= AIM =
Pick out each line containing the string "Interested".

= RECORDS SHOWN =
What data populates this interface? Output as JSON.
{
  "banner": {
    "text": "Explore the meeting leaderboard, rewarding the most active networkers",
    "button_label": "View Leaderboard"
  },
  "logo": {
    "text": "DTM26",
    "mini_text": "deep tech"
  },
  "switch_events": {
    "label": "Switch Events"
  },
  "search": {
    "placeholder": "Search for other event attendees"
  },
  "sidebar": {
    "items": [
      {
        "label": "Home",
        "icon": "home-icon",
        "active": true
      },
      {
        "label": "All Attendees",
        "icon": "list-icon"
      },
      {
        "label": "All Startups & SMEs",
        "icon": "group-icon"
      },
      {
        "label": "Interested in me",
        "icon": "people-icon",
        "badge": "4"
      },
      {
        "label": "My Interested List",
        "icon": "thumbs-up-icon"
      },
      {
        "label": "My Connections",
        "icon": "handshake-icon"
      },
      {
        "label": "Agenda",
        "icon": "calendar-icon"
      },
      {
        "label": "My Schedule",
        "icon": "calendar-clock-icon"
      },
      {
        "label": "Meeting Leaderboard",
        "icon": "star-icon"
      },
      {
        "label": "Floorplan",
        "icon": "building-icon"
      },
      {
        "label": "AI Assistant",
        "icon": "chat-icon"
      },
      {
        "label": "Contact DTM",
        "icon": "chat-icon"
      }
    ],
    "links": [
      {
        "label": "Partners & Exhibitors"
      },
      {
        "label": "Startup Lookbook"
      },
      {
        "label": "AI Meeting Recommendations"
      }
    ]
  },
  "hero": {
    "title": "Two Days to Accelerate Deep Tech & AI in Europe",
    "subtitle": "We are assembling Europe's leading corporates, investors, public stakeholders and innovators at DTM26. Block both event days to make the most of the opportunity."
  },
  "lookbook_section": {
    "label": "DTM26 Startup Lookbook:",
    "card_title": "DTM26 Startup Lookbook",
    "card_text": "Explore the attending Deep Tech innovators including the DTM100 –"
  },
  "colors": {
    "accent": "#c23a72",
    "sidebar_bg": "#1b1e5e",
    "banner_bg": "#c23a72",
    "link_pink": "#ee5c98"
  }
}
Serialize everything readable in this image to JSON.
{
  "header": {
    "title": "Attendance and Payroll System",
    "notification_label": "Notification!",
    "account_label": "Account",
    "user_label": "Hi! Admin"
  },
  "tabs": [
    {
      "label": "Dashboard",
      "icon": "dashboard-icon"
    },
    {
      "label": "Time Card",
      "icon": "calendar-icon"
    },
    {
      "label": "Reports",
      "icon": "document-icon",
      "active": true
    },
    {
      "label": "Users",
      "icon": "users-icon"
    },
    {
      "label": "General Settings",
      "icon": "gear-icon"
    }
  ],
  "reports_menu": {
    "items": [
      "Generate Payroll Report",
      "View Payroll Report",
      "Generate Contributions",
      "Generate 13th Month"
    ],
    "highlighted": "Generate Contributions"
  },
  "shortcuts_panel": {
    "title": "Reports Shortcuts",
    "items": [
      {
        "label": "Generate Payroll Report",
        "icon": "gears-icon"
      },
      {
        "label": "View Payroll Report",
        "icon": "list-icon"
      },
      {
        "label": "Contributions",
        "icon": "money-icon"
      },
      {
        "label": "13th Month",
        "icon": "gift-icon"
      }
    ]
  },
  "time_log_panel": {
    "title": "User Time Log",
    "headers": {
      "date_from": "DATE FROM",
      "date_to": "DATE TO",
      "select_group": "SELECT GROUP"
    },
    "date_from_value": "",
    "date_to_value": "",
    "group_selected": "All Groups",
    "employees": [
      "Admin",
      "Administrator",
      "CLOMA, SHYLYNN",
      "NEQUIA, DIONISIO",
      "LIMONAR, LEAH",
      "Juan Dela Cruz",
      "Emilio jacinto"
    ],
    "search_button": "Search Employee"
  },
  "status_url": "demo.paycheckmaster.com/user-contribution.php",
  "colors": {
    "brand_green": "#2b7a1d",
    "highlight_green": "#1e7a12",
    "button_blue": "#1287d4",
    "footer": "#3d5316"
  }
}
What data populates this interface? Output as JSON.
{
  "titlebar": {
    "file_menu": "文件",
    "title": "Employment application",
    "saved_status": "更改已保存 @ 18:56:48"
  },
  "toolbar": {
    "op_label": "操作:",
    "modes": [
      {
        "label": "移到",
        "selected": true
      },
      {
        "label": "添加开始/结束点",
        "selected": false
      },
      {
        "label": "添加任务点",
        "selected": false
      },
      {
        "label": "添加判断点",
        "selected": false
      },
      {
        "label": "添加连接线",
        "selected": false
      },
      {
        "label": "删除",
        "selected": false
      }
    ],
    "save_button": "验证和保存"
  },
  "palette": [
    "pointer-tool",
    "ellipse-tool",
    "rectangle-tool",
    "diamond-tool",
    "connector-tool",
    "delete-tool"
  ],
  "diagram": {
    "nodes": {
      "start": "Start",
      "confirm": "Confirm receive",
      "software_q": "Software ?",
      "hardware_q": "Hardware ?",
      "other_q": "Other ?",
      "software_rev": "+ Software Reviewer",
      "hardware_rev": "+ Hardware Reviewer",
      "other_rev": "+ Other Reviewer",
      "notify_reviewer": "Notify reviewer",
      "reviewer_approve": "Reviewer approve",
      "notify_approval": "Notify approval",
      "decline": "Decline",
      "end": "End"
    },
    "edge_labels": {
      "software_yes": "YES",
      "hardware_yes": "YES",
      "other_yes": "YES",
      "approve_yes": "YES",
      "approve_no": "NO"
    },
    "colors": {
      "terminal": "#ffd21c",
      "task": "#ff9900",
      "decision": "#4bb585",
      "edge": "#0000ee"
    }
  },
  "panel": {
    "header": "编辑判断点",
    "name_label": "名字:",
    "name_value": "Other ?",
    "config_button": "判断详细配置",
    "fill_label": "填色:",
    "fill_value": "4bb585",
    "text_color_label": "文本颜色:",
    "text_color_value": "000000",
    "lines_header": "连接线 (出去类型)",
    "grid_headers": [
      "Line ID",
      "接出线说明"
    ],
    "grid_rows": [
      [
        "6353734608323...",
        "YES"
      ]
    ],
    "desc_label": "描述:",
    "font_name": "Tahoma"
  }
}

= SOLUTION FOR THIS EXERCISE =
        "label": "Interested in me",
        "label": "My Interested List",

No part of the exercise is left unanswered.